Pull out every line of the listing below where "been" appears.

Data extracted from a collection

* * * * * * * * *

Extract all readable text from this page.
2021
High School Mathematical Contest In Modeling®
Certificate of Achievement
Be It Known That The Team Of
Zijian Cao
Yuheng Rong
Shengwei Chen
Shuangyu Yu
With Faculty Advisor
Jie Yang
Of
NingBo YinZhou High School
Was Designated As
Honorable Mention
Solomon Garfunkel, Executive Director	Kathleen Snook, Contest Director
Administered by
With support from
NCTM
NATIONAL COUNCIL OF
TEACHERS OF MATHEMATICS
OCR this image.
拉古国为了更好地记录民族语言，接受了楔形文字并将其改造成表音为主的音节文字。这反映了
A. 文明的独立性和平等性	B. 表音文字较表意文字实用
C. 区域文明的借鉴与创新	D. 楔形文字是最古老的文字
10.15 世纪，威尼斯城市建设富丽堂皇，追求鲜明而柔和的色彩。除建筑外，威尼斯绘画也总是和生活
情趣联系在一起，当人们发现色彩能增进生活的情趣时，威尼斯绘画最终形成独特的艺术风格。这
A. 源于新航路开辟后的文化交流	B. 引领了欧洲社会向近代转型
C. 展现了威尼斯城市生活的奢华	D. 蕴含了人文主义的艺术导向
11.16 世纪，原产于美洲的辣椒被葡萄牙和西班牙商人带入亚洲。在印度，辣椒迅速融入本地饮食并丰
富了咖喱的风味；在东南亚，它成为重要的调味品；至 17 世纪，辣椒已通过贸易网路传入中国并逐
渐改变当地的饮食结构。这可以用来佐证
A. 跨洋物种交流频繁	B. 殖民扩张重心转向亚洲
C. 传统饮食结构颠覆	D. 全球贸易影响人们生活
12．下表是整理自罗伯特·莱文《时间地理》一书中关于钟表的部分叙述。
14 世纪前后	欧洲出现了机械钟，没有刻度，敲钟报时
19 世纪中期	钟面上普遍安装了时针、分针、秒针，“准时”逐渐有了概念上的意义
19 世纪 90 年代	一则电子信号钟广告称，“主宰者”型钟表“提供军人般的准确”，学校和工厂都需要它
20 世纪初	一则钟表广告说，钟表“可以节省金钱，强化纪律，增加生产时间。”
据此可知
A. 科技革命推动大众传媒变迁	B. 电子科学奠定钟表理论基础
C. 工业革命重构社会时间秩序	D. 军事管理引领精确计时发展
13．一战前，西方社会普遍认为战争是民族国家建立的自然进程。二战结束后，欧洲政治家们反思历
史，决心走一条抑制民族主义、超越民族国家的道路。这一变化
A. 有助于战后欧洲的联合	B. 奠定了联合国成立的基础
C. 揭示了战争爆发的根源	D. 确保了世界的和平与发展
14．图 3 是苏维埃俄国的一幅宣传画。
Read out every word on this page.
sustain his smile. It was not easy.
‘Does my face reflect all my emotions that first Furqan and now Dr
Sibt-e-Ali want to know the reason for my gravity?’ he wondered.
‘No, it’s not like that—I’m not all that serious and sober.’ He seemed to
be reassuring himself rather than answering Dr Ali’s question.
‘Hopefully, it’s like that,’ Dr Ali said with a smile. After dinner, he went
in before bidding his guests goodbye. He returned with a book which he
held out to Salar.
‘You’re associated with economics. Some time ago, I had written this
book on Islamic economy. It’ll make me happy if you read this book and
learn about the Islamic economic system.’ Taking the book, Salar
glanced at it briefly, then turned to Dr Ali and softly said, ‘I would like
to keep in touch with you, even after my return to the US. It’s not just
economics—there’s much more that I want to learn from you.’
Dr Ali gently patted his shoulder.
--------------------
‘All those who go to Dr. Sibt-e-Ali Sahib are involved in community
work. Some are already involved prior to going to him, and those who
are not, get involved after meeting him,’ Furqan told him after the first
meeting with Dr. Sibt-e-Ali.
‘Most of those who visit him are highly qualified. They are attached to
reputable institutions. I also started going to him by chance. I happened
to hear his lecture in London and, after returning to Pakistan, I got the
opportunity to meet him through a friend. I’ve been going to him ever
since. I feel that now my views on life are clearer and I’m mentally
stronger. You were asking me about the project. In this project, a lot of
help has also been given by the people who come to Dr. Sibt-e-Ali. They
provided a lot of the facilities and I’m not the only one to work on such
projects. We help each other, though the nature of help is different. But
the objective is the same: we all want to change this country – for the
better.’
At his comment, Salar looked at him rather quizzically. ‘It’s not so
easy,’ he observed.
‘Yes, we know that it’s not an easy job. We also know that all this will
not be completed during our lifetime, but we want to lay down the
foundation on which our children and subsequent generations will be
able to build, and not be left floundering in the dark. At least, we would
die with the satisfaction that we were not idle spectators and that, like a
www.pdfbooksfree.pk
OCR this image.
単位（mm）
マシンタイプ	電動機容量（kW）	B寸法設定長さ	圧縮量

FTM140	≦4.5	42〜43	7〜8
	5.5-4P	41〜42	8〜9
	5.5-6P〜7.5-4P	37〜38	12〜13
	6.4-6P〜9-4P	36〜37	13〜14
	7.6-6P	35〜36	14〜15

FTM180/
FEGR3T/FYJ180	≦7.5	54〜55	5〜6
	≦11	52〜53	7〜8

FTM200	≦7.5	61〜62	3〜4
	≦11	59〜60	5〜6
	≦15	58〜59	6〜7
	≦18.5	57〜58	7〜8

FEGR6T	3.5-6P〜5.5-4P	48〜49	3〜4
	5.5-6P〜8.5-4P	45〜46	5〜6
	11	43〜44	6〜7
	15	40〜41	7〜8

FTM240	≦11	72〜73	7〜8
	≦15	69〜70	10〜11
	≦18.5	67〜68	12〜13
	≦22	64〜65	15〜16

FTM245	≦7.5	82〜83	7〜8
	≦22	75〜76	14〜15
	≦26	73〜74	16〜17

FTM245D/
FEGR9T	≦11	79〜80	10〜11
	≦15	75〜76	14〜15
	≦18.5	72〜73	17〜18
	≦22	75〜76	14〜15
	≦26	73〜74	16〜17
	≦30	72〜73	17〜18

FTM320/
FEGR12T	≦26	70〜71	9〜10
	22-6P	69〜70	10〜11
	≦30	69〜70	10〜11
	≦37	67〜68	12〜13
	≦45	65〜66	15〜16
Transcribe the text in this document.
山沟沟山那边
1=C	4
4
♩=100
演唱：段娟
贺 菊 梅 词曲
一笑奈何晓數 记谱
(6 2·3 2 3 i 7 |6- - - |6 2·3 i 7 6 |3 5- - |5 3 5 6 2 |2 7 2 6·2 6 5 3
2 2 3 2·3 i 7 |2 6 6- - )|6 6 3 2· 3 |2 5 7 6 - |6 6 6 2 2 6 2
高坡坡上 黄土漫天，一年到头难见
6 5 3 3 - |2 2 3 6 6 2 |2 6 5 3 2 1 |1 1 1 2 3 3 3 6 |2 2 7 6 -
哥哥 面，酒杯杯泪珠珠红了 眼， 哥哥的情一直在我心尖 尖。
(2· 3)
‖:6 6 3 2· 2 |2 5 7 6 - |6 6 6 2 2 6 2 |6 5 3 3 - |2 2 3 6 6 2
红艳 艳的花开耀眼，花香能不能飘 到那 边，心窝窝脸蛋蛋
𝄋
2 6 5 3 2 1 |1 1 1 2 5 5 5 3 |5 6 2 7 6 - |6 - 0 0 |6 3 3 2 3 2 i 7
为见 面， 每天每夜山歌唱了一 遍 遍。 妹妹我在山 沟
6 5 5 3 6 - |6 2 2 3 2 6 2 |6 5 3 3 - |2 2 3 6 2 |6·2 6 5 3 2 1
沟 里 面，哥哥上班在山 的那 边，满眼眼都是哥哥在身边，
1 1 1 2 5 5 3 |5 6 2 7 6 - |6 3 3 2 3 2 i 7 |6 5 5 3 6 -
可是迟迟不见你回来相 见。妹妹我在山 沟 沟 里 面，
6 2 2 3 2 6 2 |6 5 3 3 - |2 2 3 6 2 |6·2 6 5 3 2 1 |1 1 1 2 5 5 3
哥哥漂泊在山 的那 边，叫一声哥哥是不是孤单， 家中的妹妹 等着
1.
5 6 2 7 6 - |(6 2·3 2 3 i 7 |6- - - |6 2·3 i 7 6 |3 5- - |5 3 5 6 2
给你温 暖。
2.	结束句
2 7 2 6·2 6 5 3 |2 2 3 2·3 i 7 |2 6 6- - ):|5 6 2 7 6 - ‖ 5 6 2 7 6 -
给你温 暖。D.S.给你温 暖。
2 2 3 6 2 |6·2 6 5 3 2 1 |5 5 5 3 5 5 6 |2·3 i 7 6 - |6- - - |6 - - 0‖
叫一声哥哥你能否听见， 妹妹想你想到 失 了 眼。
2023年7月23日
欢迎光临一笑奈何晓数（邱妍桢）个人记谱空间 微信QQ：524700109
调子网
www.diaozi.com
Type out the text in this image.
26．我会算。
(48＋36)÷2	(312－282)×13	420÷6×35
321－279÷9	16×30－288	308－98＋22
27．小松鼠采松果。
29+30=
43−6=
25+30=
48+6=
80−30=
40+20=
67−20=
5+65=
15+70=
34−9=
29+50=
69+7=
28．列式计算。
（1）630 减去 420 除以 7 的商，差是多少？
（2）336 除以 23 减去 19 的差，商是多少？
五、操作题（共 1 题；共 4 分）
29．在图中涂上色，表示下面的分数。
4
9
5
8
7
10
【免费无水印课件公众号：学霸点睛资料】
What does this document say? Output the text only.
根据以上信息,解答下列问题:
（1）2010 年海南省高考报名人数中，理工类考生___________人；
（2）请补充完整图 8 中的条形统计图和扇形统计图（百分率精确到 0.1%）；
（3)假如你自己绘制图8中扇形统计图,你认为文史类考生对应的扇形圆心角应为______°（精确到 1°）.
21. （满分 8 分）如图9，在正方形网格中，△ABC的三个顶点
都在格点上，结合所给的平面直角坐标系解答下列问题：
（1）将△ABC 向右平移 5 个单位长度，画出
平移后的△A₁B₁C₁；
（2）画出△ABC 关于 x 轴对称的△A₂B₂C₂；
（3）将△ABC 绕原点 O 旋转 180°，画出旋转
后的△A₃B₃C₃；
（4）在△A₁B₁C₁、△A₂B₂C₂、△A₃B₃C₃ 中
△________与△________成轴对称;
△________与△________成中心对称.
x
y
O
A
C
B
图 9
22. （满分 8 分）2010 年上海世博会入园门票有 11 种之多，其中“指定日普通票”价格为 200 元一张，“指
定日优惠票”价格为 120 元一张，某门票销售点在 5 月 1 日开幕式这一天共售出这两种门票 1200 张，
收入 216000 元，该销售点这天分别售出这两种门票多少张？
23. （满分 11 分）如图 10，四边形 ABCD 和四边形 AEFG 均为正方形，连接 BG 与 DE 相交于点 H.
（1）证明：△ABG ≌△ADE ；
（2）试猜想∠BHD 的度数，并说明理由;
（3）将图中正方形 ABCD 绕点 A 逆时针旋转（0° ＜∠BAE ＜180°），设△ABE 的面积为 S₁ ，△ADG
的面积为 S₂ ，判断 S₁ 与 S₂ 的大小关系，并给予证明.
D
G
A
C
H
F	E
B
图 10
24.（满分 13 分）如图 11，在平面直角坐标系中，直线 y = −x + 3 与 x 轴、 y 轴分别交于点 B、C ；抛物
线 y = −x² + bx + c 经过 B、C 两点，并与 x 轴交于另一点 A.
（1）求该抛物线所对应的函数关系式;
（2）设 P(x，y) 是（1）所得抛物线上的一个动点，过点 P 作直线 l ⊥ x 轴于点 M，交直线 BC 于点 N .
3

* * * * * * * * *

Answer to this task:
opportunity to meet him through a friend. I’ve been going to him ever
help has also been given by the people who come to Dr. Sibt-e-Ali. They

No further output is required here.